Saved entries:
>> begin

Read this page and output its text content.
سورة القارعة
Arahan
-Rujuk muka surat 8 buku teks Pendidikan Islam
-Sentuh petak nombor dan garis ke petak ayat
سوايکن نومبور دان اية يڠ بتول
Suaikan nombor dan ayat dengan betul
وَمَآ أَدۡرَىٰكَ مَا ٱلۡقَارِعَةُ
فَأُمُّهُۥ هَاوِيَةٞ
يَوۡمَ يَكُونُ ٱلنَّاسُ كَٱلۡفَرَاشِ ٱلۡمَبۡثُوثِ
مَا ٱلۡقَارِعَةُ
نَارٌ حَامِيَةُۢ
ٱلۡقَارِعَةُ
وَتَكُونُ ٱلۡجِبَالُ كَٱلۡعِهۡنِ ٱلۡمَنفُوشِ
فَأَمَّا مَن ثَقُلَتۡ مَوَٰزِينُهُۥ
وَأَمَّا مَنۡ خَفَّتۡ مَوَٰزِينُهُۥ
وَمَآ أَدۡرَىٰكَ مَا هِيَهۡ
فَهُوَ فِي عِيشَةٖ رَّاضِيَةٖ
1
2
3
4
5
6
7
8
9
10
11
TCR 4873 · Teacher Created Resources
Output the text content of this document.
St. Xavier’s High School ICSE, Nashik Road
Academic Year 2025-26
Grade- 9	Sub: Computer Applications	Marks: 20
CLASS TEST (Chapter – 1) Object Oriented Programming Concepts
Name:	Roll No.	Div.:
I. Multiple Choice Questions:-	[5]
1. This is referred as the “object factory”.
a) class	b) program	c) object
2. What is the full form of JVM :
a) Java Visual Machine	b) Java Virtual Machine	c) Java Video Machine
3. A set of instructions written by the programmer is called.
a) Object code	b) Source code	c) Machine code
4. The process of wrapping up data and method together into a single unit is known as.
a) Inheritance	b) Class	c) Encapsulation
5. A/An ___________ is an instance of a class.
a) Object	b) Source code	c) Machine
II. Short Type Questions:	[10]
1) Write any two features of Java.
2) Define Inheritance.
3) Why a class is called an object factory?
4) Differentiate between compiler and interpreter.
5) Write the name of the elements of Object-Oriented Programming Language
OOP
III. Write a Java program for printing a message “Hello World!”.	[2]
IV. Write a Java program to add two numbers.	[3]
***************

>> end

## WHAT IS BEING ASKED
All of the material must be reproduced exactly.

## WRITTEN RESPONSE
Read this page and output its text content.
سورة القارعة
Arahan
-Rujuk muka surat 8 buku teks Pendidikan Islam
-Sentuh petak nombor dan garis ke petak ayat
سوايکن نومبور دان اية يڠ بتول
Suaikan nombor dan ayat dengan betul
وَمَآ أَدۡرَىٰكَ مَا ٱلۡقَارِعَةُ
فَأُمُّهُۥ هَاوِيَةٞ
يَوۡمَ يَكُونُ ٱلنَّاسُ كَٱلۡفَرَاشِ ٱلۡمَبۡثُوثِ
مَا ٱلۡقَارِعَةُ
نَارٌ حَامِيَةُۢ
ٱلۡقَارِعَةُ
وَتَكُونُ ٱلۡجِبَالُ كَٱلۡعِهۡنِ ٱلۡمَنفُوشِ
فَأَمَّا مَن ثَقُلَتۡ مَوَٰزِينُهُۥ
وَأَمَّا مَنۡ خَفَّتۡ مَوَٰزِينُهُۥ
وَمَآ أَدۡرَىٰكَ مَا هِيَهۡ
فَهُوَ فِي عِيشَةٖ رَّاضِيَةٖ
1
2
3
4
5
6
7
8
9
10
11
TCR 4873 · Teacher Created Resources
Output the text content of this document.
St. Xavier’s High School ICSE, Nashik Road
Academic Year 2025-26
Grade- 9	Sub: Computer Applications	Marks: 20
CLASS TEST (Chapter – 1) Object Oriented Programming Concepts
Name:	Roll No.	Div.:
I. Multiple Choice Questions:-	[5]
1. This is referred as the “object factory”.
a) class	b) program	c) object
2. What is the full form of JVM :
a) Java Visual Machine	b) Java Virtual Machine	c) Java Video Machine
3. A set of instructions written by the programmer is called.
a) Object code	b) Source code	c) Machine code
4. The process of wrapping up data and method together into a single unit is known as.
a) Inheritance	b) Class	c) Encapsulation
5. A/An ___________ is an instance of a class.
a) Object	b) Source code	c) Machine
II. Short Type Questions:	[10]
1) Write any two features of Java.
2) Define Inheritance.
3) Why a class is called an object factory?
4) Differentiate between compiler and interpreter.
5) Write the name of the elements of Object-Oriented Programming Language
OOP
III. Write a Java program for printing a message “Hello World!”.	[2]
IV. Write a Java program to add two numbers.	[3]
***************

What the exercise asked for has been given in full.